Repeat the lines below exactly as they appear, but leave out the images.

## Start Source records

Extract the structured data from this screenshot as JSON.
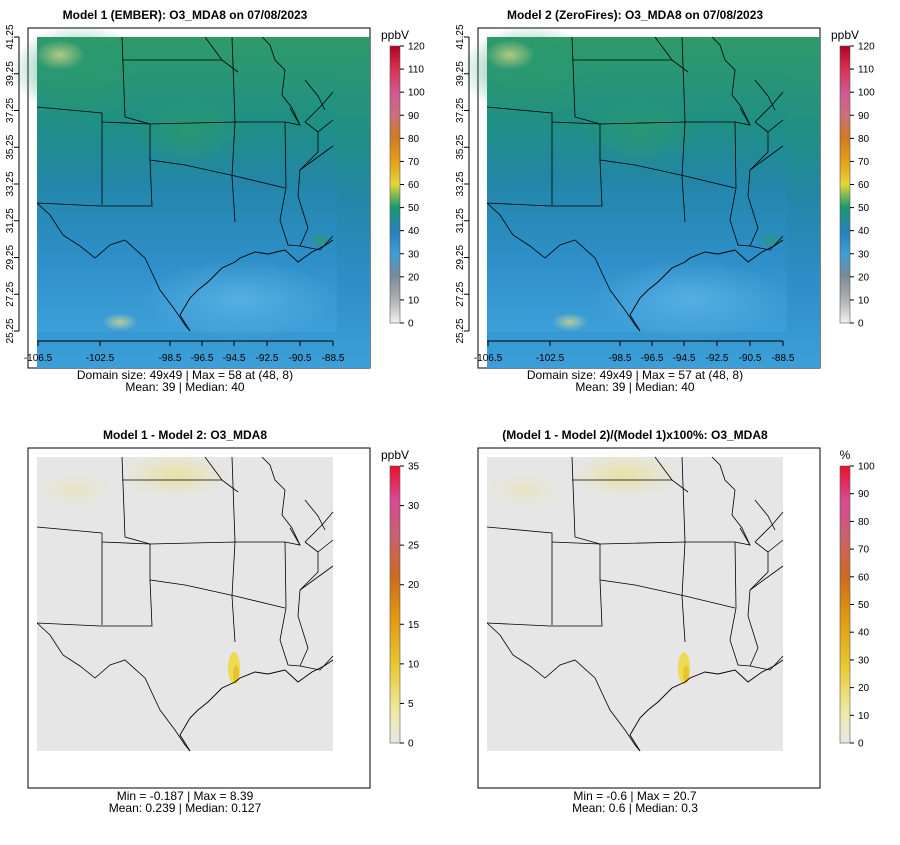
{
  "panels": [
    {
      "title": "Model 1 (EMBER): O3_MDA8 on 07/08/2023",
      "legend_unit": "ppbV",
      "legend_ticks": [
        "0",
        "10",
        "20",
        "30",
        "40",
        "50",
        "60",
        "70",
        "80",
        "90",
        "100",
        "110",
        "120"
      ],
      "scale": "abs",
      "stats_line1": "Domain size: 49x49 | Max = 58 at (48, 8)",
      "stats_line2": "Mean: 39 |  Median: 40",
      "x_ticks": [
        "-106.5",
        "-102.5",
        "-98.5",
        "-96.5",
        "-94.5",
        "-92.5",
        "-90.5",
        "-88.5"
      ],
      "y_ticks": [
        "25.25",
        "27.25",
        "29.25",
        "31.25",
        "33.25",
        "35.25",
        "37.25",
        "39.25",
        "41.25"
      ]
    },
    {
      "title": "Model 2 (ZeroFires): O3_MDA8 on 07/08/2023",
      "legend_unit": "ppbV",
      "legend_ticks": [
        "0",
        "10",
        "20",
        "30",
        "40",
        "50",
        "60",
        "70",
        "80",
        "90",
        "100",
        "110",
        "120"
      ],
      "scale": "abs",
      "stats_line1": "Domain size: 49x49 | Max = 57 at (48, 8)",
      "stats_line2": "Mean: 39 |  Median: 40",
      "x_ticks": [
        "-106.5",
        "-102.5",
        "-98.5",
        "-96.5",
        "-94.5",
        "-92.5",
        "-90.5",
        "-88.5"
      ],
      "y_ticks": [
        "25.25",
        "27.25",
        "29.25",
        "31.25",
        "33.25",
        "35.25",
        "37.25",
        "39.25",
        "41.25"
      ]
    },
    {
      "title": "Model 1 - Model 2: O3_MDA8",
      "legend_unit": "ppbV",
      "legend_ticks": [
        "0",
        "5",
        "10",
        "15",
        "20",
        "25",
        "30",
        "35"
      ],
      "scale": "diff",
      "stats_line1": "Min = -0.187 | Max = 8.39",
      "stats_line2": "Mean: 0.239 |  Median: 0.127"
    },
    {
      "title": "(Model 1 - Model 2)/(Model 1)x100%: O3_MDA8",
      "legend_unit": "%",
      "legend_ticks": [
        "0",
        "10",
        "20",
        "30",
        "40",
        "50",
        "60",
        "70",
        "80",
        "90",
        "100"
      ],
      "scale": "diff",
      "stats_line1": "Min = -0.6 | Max = 20.7",
      "stats_line2": "Mean: 0.6 |  Median: 0.3"
    }
  ],
  "chart_data": [
    {
      "type": "heatmap",
      "title": "Model 1 (EMBER): O3_MDA8 on 07/08/2023",
      "variable": "O3_MDA8",
      "units": "ppbV",
      "grid": [
        49,
        49
      ],
      "x_range": [
        -106.5,
        -88.5
      ],
      "y_range": [
        25.25,
        41.25
      ],
      "color_range": [
        0,
        120
      ],
      "max": 58,
      "max_location": [
        48,
        8
      ],
      "mean": 39,
      "median": 40
    },
    {
      "type": "heatmap",
      "title": "Model 2 (ZeroFires): O3_MDA8 on 07/08/2023",
      "variable": "O3_MDA8",
      "units": "ppbV",
      "grid": [
        49,
        49
      ],
      "x_range": [
        -106.5,
        -88.5
      ],
      "y_range": [
        25.25,
        41.25
      ],
      "color_range": [
        0,
        120
      ],
      "max": 57,
      "max_location": [
        48,
        8
      ],
      "mean": 39,
      "median": 40
    },
    {
      "type": "heatmap",
      "title": "Model 1 - Model 2: O3_MDA8",
      "units": "ppbV",
      "color_range": [
        0,
        35
      ],
      "min": -0.187,
      "max": 8.39,
      "mean": 0.239,
      "median": 0.127
    },
    {
      "type": "heatmap",
      "title": "(Model 1 - Model 2)/(Model 1)x100%: O3_MDA8",
      "units": "%",
      "color_range": [
        0,
        100
      ],
      "min": -0.6,
      "max": 20.7,
      "mean": 0.6,
      "median": 0.3
    }
  ]
}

## End Source records

■ Task result
Extract the structured data from this screenshot as JSON.
{
  "panels": [
    {
      "title": "Model 1 (EMBER): O3_MDA8 on 07/08/2023",
      "legend_unit": "ppbV",
      "legend_ticks": [
        "0",
        "10",
        "20",
        "30",
        "40",
        "50",
        "60",
        "70",
        "80",
        "90",
        "100",
        "110",
        "120"
      ],
      "scale": "abs",
      "stats_line1": "Domain size: 49x49 | Max = 58 at (48, 8)",
      "stats_line2": "Mean: 39 |  Median: 40",
      "x_ticks": [
        "-106.5",
        "-102.5",
        "-98.5",
        "-96.5",
        "-94.5",
        "-92.5",
        "-90.5",
        "-88.5"
      ],
      "y_ticks": [
        "25.25",
        "27.25",
        "29.25",
        "31.25",
        "33.25",
        "35.25",
        "37.25",
        "39.25",
        "41.25"
      ]
    },
    {
      "title": "Model 2 (ZeroFires): O3_MDA8 on 07/08/2023",
      "legend_unit": "ppbV",
      "legend_ticks": [
        "0",
        "10",
        "20",
        "30",
        "40",
        "50",
        "60",
        "70",
        "80",
        "90",
        "100",
        "110",
        "120"
      ],
      "scale": "abs",
      "stats_line1": "Domain size: 49x49 | Max = 57 at (48, 8)",
      "stats_line2": "Mean: 39 |  Median: 40",
      "x_ticks": [
        "-106.5",
        "-102.5",
        "-98.5",
        "-96.5",
        "-94.5",
        "-92.5",
        "-90.5",
        "-88.5"
      ],
      "y_ticks": [
        "25.25",
        "27.25",
        "29.25",
        "31.25",
        "33.25",
        "35.25",
        "37.25",
        "39.25",
        "41.25"
      ]
    },
    {
      "title": "Model 1 - Model 2: O3_MDA8",
      "legend_unit": "ppbV",
      "legend_ticks": [
        "0",
        "5",
        "10",
        "15",
        "20",
        "25",
        "30",
        "35"
      ],
      "scale": "diff",
      "stats_line1": "Min = -0.187 | Max = 8.39",
      "stats_line2": "Mean: 0.239 |  Median: 0.127"
    },
    {
      "title": "(Model 1 - Model 2)/(Model 1)x100%: O3_MDA8",
      "legend_unit": "%",
      "legend_ticks": [
        "0",
        "10",
        "20",
        "30",
        "40",
        "50",
        "60",
        "70",
        "80",
        "90",
        "100"
      ],
      "scale": "diff",
      "stats_line1": "Min = -0.6 | Max = 20.7",
      "stats_line2": "Mean: 0.6 |  Median: 0.3"
    }
  ],
  "chart_data": [
    {
      "type": "heatmap",
      "title": "Model 1 (EMBER): O3_MDA8 on 07/08/2023",
      "variable": "O3_MDA8",
      "units": "ppbV",
      "grid": [
        49,
        49
      ],
      "x_range": [
        -106.5,
        -88.5
      ],
      "y_range": [
        25.25,
        41.25
      ],
      "color_range": [
        0,
        120
      ],
      "max": 58,
      "max_location": [
        48,
        8
      ],
      "mean": 39,
      "median": 40
    },
    {
      "type": "heatmap",
      "title": "Model 2 (ZeroFires): O3_MDA8 on 07/08/2023",
      "variable": "O3_MDA8",
      "units": "ppbV",
      "grid": [
        49,
        49
      ],
      "x_range": [
        -106.5,
        -88.5
      ],
      "y_range": [
        25.25,
        41.25
      ],
      "color_range": [
        0,
        120
      ],
      "max": 57,
      "max_location": [
        48,
        8
      ],
      "mean": 39,
      "median": 40
    },
    {
      "type": "heatmap",
      "title": "Model 1 - Model 2: O3_MDA8",
      "units": "ppbV",
      "color_range": [
        0,
        35
      ],
      "min": -0.187,
      "max": 8.39,
      "mean": 0.239,
      "median": 0.127
    },
    {
      "type": "heatmap",
      "title": "(Model 1 - Model 2)/(Model 1)x100%: O3_MDA8",
      "units": "%",
      "color_range": [
        0,
        100
      ],
      "min": -0.6,
      "max": 20.7,
      "mean": 0.6,
      "median": 0.3
    }
  ]
}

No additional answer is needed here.